WRITTEN PROBLEM:
Below are records to transcribe exactly, without their pictures.

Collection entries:
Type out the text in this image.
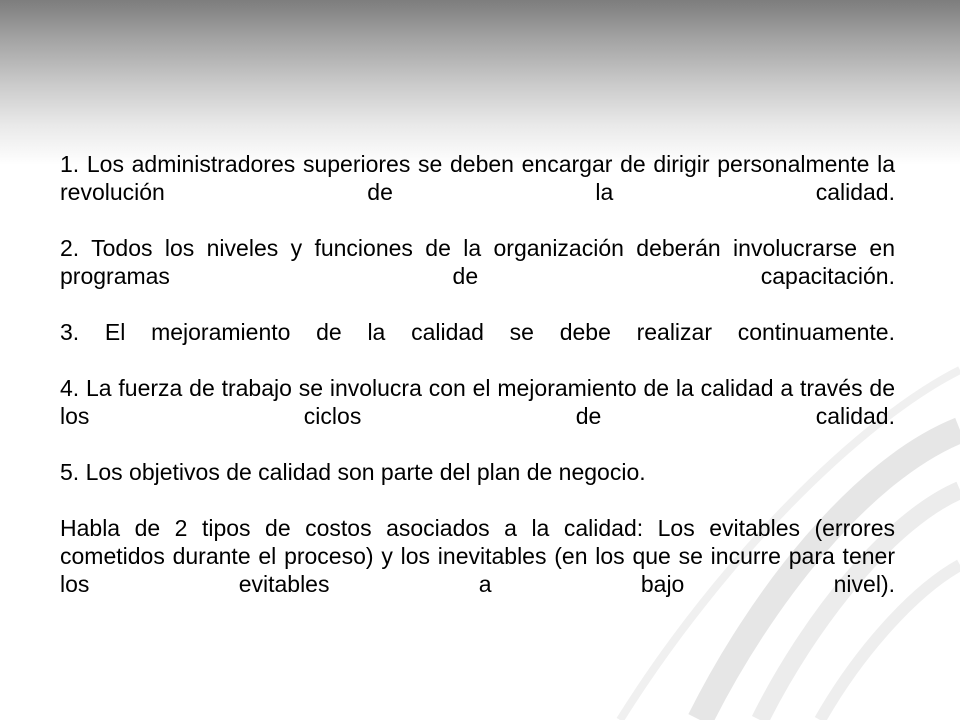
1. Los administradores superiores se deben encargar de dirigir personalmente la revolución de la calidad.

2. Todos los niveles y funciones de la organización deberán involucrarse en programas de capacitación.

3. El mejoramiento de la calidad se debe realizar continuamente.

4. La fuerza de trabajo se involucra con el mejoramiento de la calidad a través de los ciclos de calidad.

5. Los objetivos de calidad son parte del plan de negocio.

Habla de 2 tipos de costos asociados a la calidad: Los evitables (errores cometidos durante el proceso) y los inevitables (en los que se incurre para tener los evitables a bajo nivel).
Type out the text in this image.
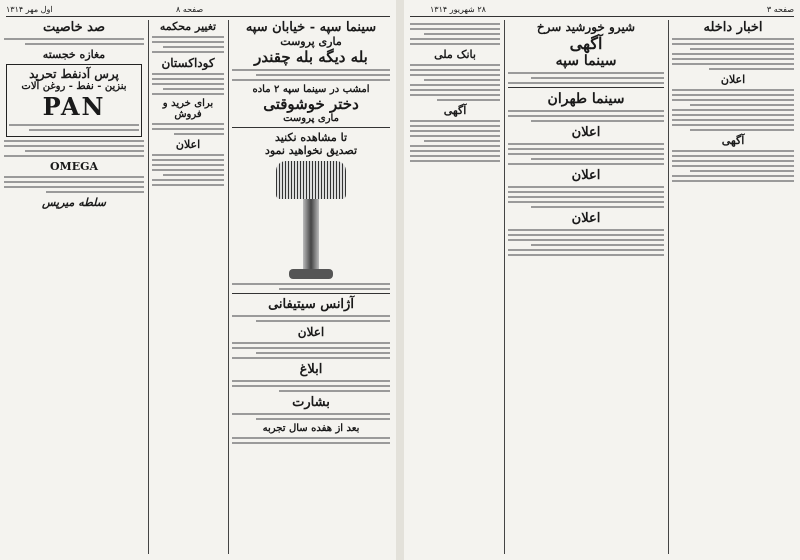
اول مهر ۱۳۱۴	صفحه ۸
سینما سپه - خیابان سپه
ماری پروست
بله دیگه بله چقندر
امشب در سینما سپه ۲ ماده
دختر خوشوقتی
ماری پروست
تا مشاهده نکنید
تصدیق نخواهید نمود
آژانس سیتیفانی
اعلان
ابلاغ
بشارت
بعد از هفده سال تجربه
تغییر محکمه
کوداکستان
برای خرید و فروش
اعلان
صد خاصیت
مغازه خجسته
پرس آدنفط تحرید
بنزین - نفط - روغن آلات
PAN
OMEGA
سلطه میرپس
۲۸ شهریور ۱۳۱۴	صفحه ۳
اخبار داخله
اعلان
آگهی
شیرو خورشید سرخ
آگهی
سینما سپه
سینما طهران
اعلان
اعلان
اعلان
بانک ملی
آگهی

RIGHT ANSWER:
Type out the text in this image.
1. Los administradores superiores se deben encargar de dirigir personalmente la revolución de la calidad.

2. Todos los niveles y funciones de la organización deberán involucrarse en programas de capacitación.

3. El mejoramiento de la calidad se debe realizar continuamente.

4. La fuerza de trabajo se involucra con el mejoramiento de la calidad a través de los ciclos de calidad.

5. Los objetivos de calidad son parte del plan de negocio.

Habla de 2 tipos de costos asociados a la calidad: Los evitables (errores cometidos durante el proceso) y los inevitables (en los que se incurre para tener los evitables a bajo nivel).
Type out the text in this image.
اول مهر ۱۳۱۴	صفحه ۸
سینما سپه - خیابان سپه
ماری پروست
بله دیگه بله چقندر
امشب در سینما سپه ۲ ماده
دختر خوشوقتی
ماری پروست
تا مشاهده نکنید
تصدیق نخواهید نمود
آژانس سیتیفانی
اعلان
ابلاغ
بشارت
بعد از هفده سال تجربه
تغییر محکمه
کوداکستان
برای خرید و فروش
اعلان
صد خاصیت
مغازه خجسته
پرس آدنفط تحرید
بنزین - نفط - روغن آلات
PAN
OMEGA
سلطه میرپس
۲۸ شهریور ۱۳۱۴	صفحه ۳
اخبار داخله
اعلان
آگهی
شیرو خورشید سرخ
آگهی
سینما سپه
سینما طهران
اعلان
اعلان
اعلان
بانک ملی
آگهی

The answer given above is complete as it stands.